● **Written exercise**: Print all of the data exactly as written.

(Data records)
━━━━━━
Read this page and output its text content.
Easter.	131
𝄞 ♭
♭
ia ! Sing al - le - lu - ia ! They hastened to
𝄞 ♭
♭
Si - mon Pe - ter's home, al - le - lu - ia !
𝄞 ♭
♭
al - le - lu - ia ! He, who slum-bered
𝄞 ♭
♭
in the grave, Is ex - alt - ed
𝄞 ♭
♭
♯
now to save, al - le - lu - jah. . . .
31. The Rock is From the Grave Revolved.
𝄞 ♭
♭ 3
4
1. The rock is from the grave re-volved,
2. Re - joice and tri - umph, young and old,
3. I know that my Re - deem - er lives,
━━━━━━
● **The output**:
Read this page and output its text content.
Easter.	131
𝄞 ♭
♭
ia ! Sing al - le - lu - ia ! They hastened to
𝄞 ♭
♭
Si - mon Pe - ter's home, al - le - lu - ia !
𝄞 ♭
♭
al - le - lu - ia ! He, who slum-bered
𝄞 ♭
♭
in the grave, Is ex - alt - ed
𝄞 ♭
♭
♯
now to save, al - le - lu - jah. . . .
31. The Rock is From the Grave Revolved.
𝄞 ♭
♭ 3
4
1. The rock is from the grave re-volved,
2. Re - joice and tri - umph, young and old,
3. I know that my Re - deem - er lives,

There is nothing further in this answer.